▶ [What you have to do]
Count lines holding the word "在其姓名上方标号格内画". Only the number is wanted.

Collected data

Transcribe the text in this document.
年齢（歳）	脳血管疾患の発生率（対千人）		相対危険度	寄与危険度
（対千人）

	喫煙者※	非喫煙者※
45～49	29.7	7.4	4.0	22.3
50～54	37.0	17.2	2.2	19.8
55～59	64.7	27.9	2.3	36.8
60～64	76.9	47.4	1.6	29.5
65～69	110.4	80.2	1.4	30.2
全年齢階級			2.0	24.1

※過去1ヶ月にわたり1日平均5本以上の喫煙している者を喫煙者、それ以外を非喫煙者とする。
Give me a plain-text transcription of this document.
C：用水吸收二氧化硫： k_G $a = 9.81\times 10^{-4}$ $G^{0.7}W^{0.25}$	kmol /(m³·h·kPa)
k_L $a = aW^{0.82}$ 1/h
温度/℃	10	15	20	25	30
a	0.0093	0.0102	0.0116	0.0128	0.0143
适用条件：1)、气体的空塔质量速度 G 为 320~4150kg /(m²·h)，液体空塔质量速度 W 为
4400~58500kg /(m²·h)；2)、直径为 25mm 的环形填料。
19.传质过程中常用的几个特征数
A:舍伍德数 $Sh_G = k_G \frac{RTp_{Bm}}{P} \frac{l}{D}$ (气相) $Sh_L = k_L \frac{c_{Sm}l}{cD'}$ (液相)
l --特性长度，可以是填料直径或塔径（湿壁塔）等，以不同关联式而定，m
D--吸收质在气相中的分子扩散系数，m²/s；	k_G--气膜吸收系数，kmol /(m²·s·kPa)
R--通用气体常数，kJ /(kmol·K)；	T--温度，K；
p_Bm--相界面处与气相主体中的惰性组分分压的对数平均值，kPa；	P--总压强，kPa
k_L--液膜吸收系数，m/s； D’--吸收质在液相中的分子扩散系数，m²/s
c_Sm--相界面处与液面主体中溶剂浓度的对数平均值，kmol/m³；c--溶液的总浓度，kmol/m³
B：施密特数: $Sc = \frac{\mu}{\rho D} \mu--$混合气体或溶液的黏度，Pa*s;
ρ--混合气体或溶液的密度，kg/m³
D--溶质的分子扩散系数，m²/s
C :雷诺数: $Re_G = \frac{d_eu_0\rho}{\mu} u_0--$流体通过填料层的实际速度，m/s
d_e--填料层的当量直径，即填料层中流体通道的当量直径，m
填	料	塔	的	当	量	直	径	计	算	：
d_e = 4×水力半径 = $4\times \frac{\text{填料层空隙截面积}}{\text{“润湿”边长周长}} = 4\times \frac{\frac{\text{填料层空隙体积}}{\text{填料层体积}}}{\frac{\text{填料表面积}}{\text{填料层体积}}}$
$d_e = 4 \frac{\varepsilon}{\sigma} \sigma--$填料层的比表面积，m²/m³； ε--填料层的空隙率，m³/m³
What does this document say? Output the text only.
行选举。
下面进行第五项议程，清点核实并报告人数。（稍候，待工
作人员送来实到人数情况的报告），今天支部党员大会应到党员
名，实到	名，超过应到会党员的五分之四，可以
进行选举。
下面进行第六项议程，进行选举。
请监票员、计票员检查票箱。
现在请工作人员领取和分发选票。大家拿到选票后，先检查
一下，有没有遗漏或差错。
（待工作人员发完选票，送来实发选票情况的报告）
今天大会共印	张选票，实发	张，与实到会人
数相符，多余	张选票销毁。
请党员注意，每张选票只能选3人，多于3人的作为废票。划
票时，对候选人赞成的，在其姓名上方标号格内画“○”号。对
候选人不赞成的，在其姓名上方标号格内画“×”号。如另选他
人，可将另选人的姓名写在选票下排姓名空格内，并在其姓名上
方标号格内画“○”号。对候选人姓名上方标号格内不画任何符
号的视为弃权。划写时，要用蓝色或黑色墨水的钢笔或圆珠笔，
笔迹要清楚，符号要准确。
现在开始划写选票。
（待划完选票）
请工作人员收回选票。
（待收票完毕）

▶ [The answer]
2